• _AIM_
Reproduce the listing word for word. Skip any image.

• _GIVEN RECORDS_
━━━━

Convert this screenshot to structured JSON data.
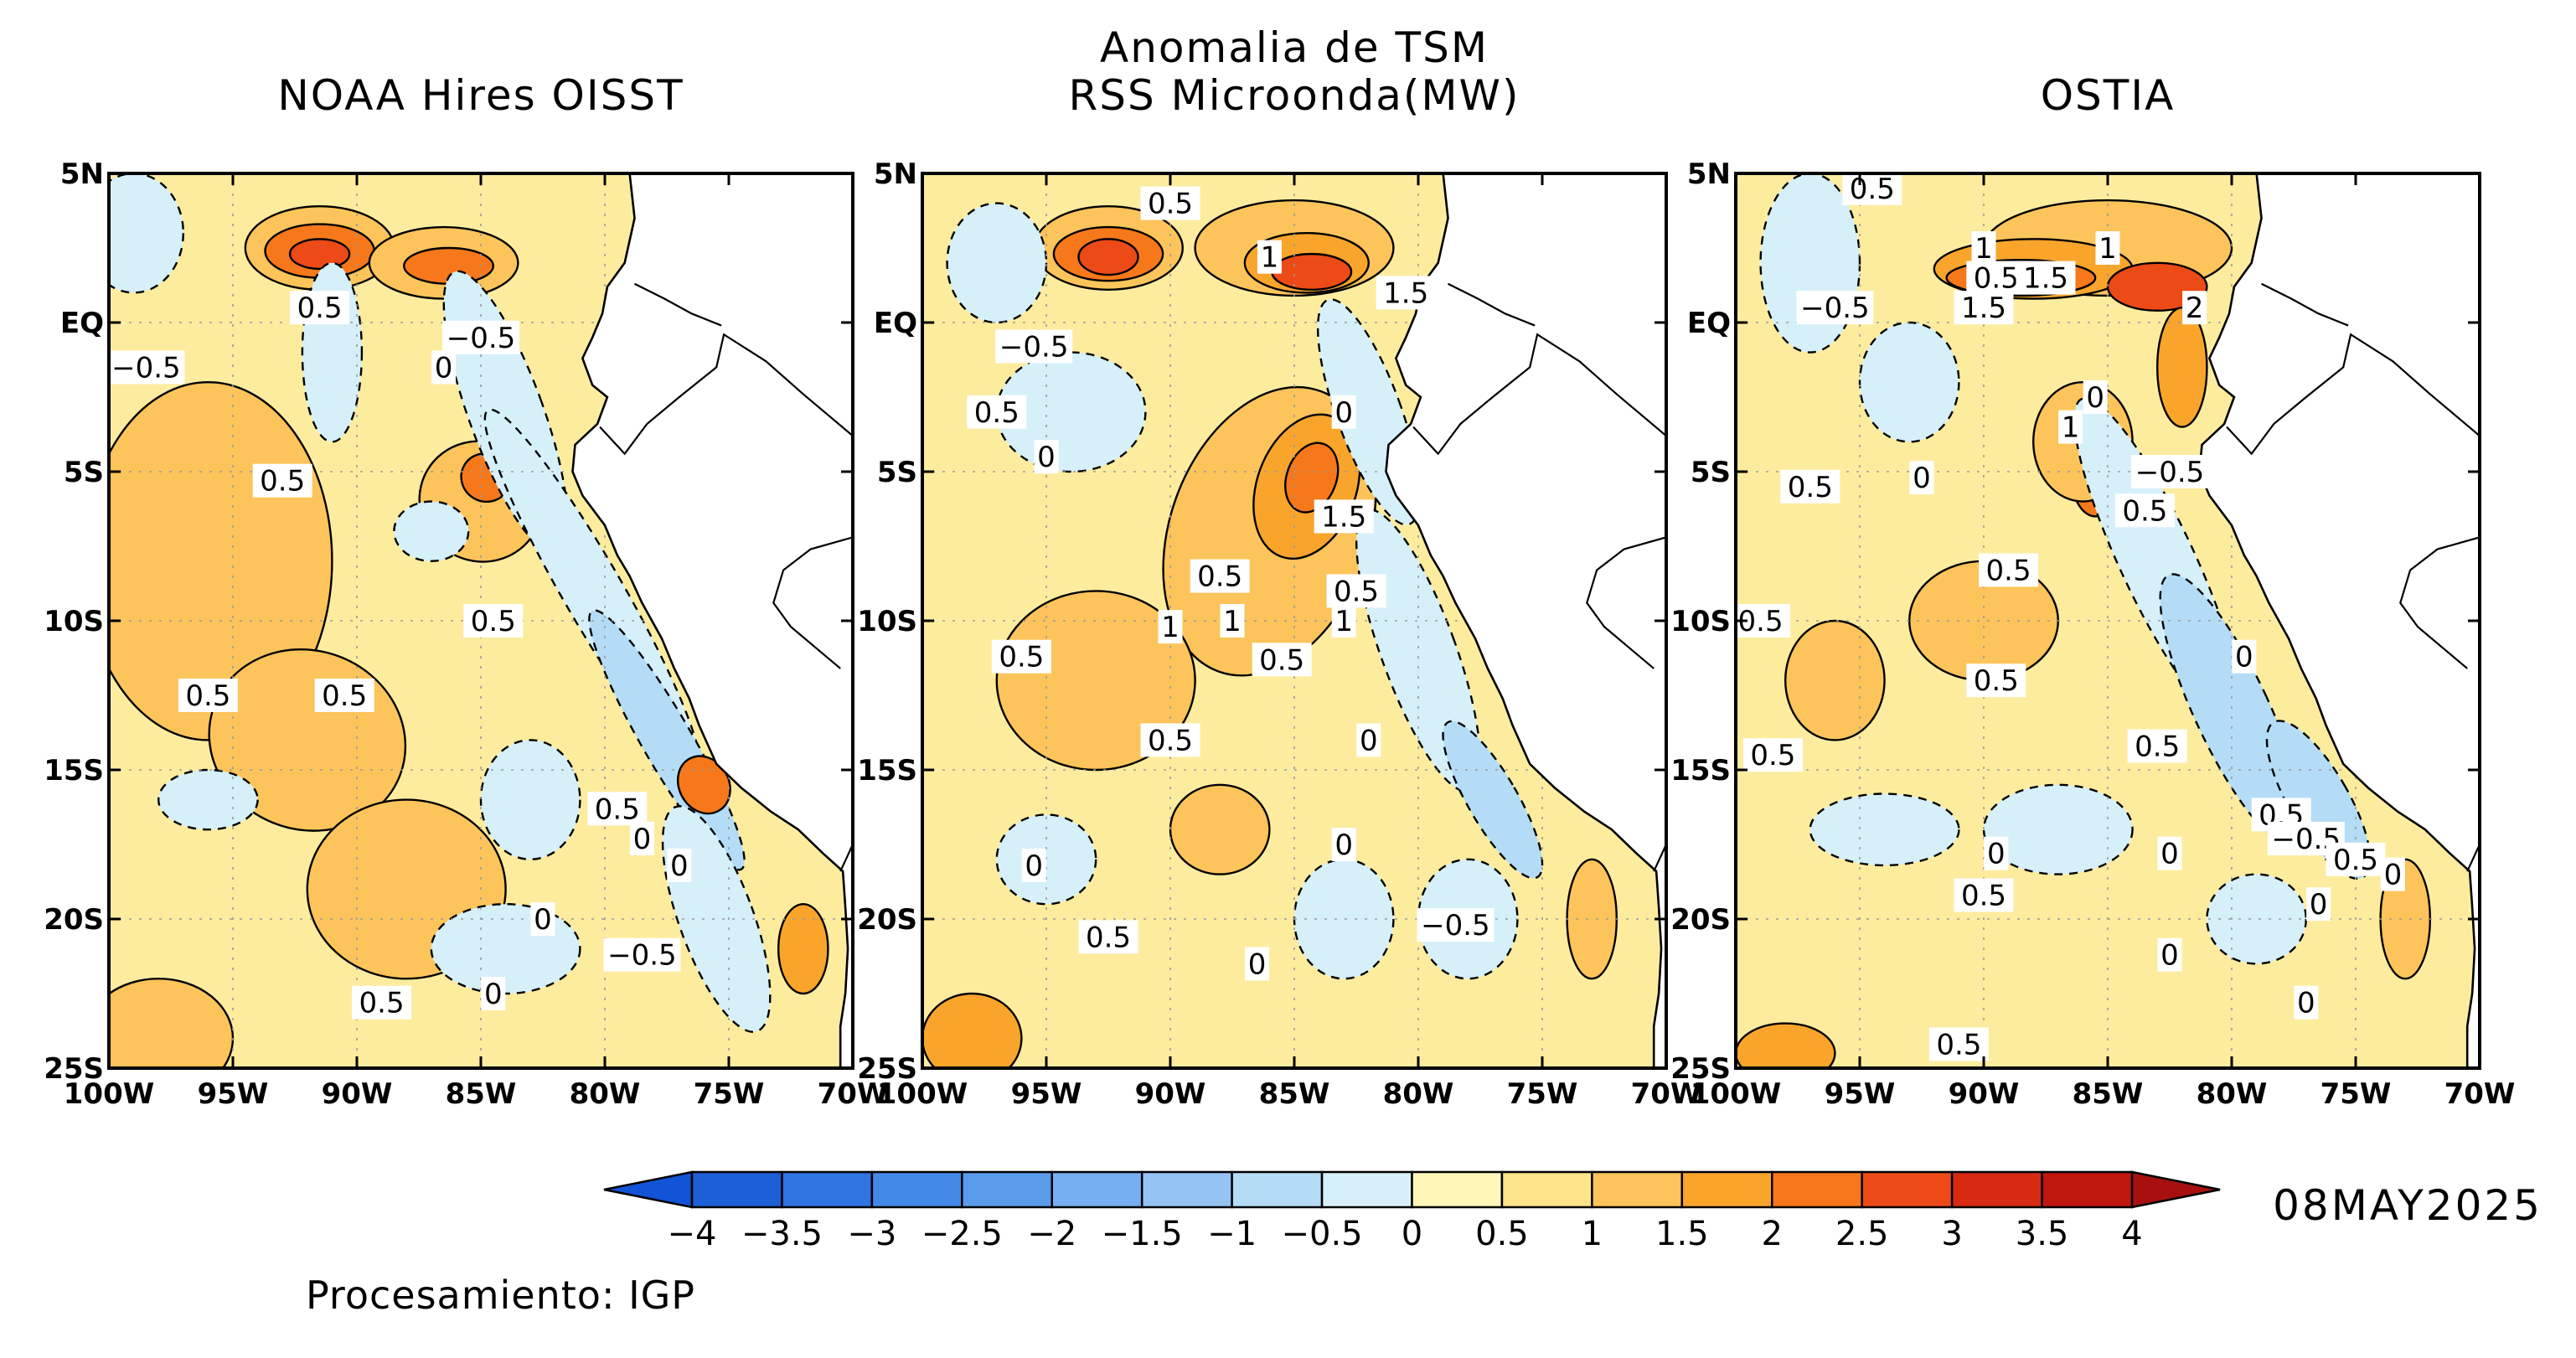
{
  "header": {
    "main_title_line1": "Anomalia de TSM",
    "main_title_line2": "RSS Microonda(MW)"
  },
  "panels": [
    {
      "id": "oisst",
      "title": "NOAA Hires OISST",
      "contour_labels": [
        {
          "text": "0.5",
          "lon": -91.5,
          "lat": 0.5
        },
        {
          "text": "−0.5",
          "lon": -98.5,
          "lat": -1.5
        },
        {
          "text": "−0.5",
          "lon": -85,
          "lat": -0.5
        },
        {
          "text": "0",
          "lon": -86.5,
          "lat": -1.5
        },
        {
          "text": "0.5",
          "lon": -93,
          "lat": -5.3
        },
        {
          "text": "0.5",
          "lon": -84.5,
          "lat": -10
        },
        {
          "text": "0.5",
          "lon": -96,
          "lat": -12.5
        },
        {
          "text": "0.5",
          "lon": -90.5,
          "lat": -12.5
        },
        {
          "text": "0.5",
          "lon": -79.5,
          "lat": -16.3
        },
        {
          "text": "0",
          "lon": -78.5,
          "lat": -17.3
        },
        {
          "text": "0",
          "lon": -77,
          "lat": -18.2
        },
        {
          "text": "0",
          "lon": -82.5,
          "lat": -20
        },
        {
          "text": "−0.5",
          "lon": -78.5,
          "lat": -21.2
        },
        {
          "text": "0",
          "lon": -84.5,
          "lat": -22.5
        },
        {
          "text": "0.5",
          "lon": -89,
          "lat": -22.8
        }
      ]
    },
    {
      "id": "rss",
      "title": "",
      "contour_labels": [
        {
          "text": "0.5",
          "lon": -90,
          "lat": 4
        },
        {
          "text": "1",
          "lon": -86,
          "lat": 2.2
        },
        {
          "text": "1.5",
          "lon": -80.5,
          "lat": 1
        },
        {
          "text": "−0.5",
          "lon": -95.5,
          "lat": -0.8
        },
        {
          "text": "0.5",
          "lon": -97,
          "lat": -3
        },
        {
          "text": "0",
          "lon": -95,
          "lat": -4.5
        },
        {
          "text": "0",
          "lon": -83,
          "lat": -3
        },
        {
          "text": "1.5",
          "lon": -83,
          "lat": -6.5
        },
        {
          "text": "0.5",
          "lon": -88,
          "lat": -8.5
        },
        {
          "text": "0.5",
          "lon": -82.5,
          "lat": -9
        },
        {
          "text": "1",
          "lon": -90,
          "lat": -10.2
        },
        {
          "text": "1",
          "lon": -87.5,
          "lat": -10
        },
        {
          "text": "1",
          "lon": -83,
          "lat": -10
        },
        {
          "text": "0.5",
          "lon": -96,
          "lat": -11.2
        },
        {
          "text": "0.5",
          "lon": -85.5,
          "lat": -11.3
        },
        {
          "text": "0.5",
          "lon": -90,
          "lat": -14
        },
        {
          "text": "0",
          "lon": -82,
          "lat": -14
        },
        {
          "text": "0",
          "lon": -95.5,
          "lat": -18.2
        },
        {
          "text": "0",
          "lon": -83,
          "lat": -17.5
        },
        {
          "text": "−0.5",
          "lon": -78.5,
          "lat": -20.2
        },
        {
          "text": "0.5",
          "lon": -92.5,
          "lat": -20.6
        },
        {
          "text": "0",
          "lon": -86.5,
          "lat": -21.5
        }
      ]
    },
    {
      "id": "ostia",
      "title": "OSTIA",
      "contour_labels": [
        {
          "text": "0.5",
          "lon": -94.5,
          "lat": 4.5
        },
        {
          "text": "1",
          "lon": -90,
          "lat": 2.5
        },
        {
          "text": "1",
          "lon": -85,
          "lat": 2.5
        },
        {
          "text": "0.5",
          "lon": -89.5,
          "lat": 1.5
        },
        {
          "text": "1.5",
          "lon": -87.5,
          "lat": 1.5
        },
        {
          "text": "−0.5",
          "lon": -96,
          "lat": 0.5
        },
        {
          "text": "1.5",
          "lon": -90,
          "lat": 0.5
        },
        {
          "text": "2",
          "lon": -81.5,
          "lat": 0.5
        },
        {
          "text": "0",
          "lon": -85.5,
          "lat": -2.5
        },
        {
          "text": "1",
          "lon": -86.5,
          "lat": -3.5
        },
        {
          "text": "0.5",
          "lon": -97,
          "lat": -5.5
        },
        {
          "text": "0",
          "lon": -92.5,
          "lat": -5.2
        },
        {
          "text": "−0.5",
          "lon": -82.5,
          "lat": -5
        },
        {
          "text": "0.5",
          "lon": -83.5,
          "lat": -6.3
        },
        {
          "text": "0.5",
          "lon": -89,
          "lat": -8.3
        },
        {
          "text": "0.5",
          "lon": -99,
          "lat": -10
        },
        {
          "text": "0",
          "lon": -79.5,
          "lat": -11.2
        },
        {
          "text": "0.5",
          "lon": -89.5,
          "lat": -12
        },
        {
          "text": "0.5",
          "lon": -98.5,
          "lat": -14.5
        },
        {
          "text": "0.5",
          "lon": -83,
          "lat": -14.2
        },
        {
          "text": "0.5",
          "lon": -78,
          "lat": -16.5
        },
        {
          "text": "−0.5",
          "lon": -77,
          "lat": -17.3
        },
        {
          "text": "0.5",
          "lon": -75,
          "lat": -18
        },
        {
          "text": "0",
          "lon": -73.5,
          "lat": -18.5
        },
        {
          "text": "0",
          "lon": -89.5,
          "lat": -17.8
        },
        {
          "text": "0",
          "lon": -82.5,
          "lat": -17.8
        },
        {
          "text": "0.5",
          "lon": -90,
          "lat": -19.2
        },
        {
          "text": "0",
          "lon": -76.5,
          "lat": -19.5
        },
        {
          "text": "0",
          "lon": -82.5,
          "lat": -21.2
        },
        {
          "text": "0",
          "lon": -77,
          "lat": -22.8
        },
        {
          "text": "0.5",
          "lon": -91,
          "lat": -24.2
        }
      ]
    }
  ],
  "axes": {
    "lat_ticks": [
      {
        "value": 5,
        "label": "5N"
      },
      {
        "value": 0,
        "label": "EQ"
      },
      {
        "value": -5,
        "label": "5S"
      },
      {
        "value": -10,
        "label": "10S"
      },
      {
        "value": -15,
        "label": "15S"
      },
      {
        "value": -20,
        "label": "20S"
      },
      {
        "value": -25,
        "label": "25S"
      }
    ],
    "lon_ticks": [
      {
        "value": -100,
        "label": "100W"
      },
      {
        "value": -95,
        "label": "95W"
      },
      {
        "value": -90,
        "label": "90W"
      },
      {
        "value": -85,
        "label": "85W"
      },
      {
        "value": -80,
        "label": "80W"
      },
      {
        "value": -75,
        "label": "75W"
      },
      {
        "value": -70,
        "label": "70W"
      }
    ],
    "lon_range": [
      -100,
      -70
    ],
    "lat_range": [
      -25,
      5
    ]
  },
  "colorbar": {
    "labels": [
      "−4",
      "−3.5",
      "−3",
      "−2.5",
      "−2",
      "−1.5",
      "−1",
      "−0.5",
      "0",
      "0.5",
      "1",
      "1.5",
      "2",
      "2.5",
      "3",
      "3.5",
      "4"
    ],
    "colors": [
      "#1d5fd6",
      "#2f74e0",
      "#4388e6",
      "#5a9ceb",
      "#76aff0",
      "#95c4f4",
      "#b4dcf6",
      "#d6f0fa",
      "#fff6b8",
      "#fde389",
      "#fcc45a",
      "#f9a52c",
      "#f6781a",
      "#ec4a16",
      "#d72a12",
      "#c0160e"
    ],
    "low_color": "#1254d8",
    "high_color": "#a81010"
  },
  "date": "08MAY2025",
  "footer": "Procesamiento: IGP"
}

━━━━

• _SOLUTION FOR THIS EXERCISE_
Convert this screenshot to structured JSON data.
{
  "header": {
    "main_title_line1": "Anomalia de TSM",
    "main_title_line2": "RSS Microonda(MW)"
  },
  "panels": [
    {
      "id": "oisst",
      "title": "NOAA Hires OISST",
      "contour_labels": [
        {
          "text": "0.5",
          "lon": -91.5,
          "lat": 0.5
        },
        {
          "text": "−0.5",
          "lon": -98.5,
          "lat": -1.5
        },
        {
          "text": "−0.5",
          "lon": -85,
          "lat": -0.5
        },
        {
          "text": "0",
          "lon": -86.5,
          "lat": -1.5
        },
        {
          "text": "0.5",
          "lon": -93,
          "lat": -5.3
        },
        {
          "text": "0.5",
          "lon": -84.5,
          "lat": -10
        },
        {
          "text": "0.5",
          "lon": -96,
          "lat": -12.5
        },
        {
          "text": "0.5",
          "lon": -90.5,
          "lat": -12.5
        },
        {
          "text": "0.5",
          "lon": -79.5,
          "lat": -16.3
        },
        {
          "text": "0",
          "lon": -78.5,
          "lat": -17.3
        },
        {
          "text": "0",
          "lon": -77,
          "lat": -18.2
        },
        {
          "text": "0",
          "lon": -82.5,
          "lat": -20
        },
        {
          "text": "−0.5",
          "lon": -78.5,
          "lat": -21.2
        },
        {
          "text": "0",
          "lon": -84.5,
          "lat": -22.5
        },
        {
          "text": "0.5",
          "lon": -89,
          "lat": -22.8
        }
      ]
    },
    {
      "id": "rss",
      "title": "",
      "contour_labels": [
        {
          "text": "0.5",
          "lon": -90,
          "lat": 4
        },
        {
          "text": "1",
          "lon": -86,
          "lat": 2.2
        },
        {
          "text": "1.5",
          "lon": -80.5,
          "lat": 1
        },
        {
          "text": "−0.5",
          "lon": -95.5,
          "lat": -0.8
        },
        {
          "text": "0.5",
          "lon": -97,
          "lat": -3
        },
        {
          "text": "0",
          "lon": -95,
          "lat": -4.5
        },
        {
          "text": "0",
          "lon": -83,
          "lat": -3
        },
        {
          "text": "1.5",
          "lon": -83,
          "lat": -6.5
        },
        {
          "text": "0.5",
          "lon": -88,
          "lat": -8.5
        },
        {
          "text": "0.5",
          "lon": -82.5,
          "lat": -9
        },
        {
          "text": "1",
          "lon": -90,
          "lat": -10.2
        },
        {
          "text": "1",
          "lon": -87.5,
          "lat": -10
        },
        {
          "text": "1",
          "lon": -83,
          "lat": -10
        },
        {
          "text": "0.5",
          "lon": -96,
          "lat": -11.2
        },
        {
          "text": "0.5",
          "lon": -85.5,
          "lat": -11.3
        },
        {
          "text": "0.5",
          "lon": -90,
          "lat": -14
        },
        {
          "text": "0",
          "lon": -82,
          "lat": -14
        },
        {
          "text": "0",
          "lon": -95.5,
          "lat": -18.2
        },
        {
          "text": "0",
          "lon": -83,
          "lat": -17.5
        },
        {
          "text": "−0.5",
          "lon": -78.5,
          "lat": -20.2
        },
        {
          "text": "0.5",
          "lon": -92.5,
          "lat": -20.6
        },
        {
          "text": "0",
          "lon": -86.5,
          "lat": -21.5
        }
      ]
    },
    {
      "id": "ostia",
      "title": "OSTIA",
      "contour_labels": [
        {
          "text": "0.5",
          "lon": -94.5,
          "lat": 4.5
        },
        {
          "text": "1",
          "lon": -90,
          "lat": 2.5
        },
        {
          "text": "1",
          "lon": -85,
          "lat": 2.5
        },
        {
          "text": "0.5",
          "lon": -89.5,
          "lat": 1.5
        },
        {
          "text": "1.5",
          "lon": -87.5,
          "lat": 1.5
        },
        {
          "text": "−0.5",
          "lon": -96,
          "lat": 0.5
        },
        {
          "text": "1.5",
          "lon": -90,
          "lat": 0.5
        },
        {
          "text": "2",
          "lon": -81.5,
          "lat": 0.5
        },
        {
          "text": "0",
          "lon": -85.5,
          "lat": -2.5
        },
        {
          "text": "1",
          "lon": -86.5,
          "lat": -3.5
        },
        {
          "text": "0.5",
          "lon": -97,
          "lat": -5.5
        },
        {
          "text": "0",
          "lon": -92.5,
          "lat": -5.2
        },
        {
          "text": "−0.5",
          "lon": -82.5,
          "lat": -5
        },
        {
          "text": "0.5",
          "lon": -83.5,
          "lat": -6.3
        },
        {
          "text": "0.5",
          "lon": -89,
          "lat": -8.3
        },
        {
          "text": "0.5",
          "lon": -99,
          "lat": -10
        },
        {
          "text": "0",
          "lon": -79.5,
          "lat": -11.2
        },
        {
          "text": "0.5",
          "lon": -89.5,
          "lat": -12
        },
        {
          "text": "0.5",
          "lon": -98.5,
          "lat": -14.5
        },
        {
          "text": "0.5",
          "lon": -83,
          "lat": -14.2
        },
        {
          "text": "0.5",
          "lon": -78,
          "lat": -16.5
        },
        {
          "text": "−0.5",
          "lon": -77,
          "lat": -17.3
        },
        {
          "text": "0.5",
          "lon": -75,
          "lat": -18
        },
        {
          "text": "0",
          "lon": -73.5,
          "lat": -18.5
        },
        {
          "text": "0",
          "lon": -89.5,
          "lat": -17.8
        },
        {
          "text": "0",
          "lon": -82.5,
          "lat": -17.8
        },
        {
          "text": "0.5",
          "lon": -90,
          "lat": -19.2
        },
        {
          "text": "0",
          "lon": -76.5,
          "lat": -19.5
        },
        {
          "text": "0",
          "lon": -82.5,
          "lat": -21.2
        },
        {
          "text": "0",
          "lon": -77,
          "lat": -22.8
        },
        {
          "text": "0.5",
          "lon": -91,
          "lat": -24.2
        }
      ]
    }
  ],
  "axes": {
    "lat_ticks": [
      {
        "value": 5,
        "label": "5N"
      },
      {
        "value": 0,
        "label": "EQ"
      },
      {
        "value": -5,
        "label": "5S"
      },
      {
        "value": -10,
        "label": "10S"
      },
      {
        "value": -15,
        "label": "15S"
      },
      {
        "value": -20,
        "label": "20S"
      },
      {
        "value": -25,
        "label": "25S"
      }
    ],
    "lon_ticks": [
      {
        "value": -100,
        "label": "100W"
      },
      {
        "value": -95,
        "label": "95W"
      },
      {
        "value": -90,
        "label": "90W"
      },
      {
        "value": -85,
        "label": "85W"
      },
      {
        "value": -80,
        "label": "80W"
      },
      {
        "value": -75,
        "label": "75W"
      },
      {
        "value": -70,
        "label": "70W"
      }
    ],
    "lon_range": [
      -100,
      -70
    ],
    "lat_range": [
      -25,
      5
    ]
  },
  "colorbar": {
    "labels": [
      "−4",
      "−3.5",
      "−3",
      "−2.5",
      "−2",
      "−1.5",
      "−1",
      "−0.5",
      "0",
      "0.5",
      "1",
      "1.5",
      "2",
      "2.5",
      "3",
      "3.5",
      "4"
    ],
    "colors": [
      "#1d5fd6",
      "#2f74e0",
      "#4388e6",
      "#5a9ceb",
      "#76aff0",
      "#95c4f4",
      "#b4dcf6",
      "#d6f0fa",
      "#fff6b8",
      "#fde389",
      "#fcc45a",
      "#f9a52c",
      "#f6781a",
      "#ec4a16",
      "#d72a12",
      "#c0160e"
    ],
    "low_color": "#1254d8",
    "high_color": "#a81010"
  },
  "date": "08MAY2025",
  "footer": "Procesamiento: IGP"
}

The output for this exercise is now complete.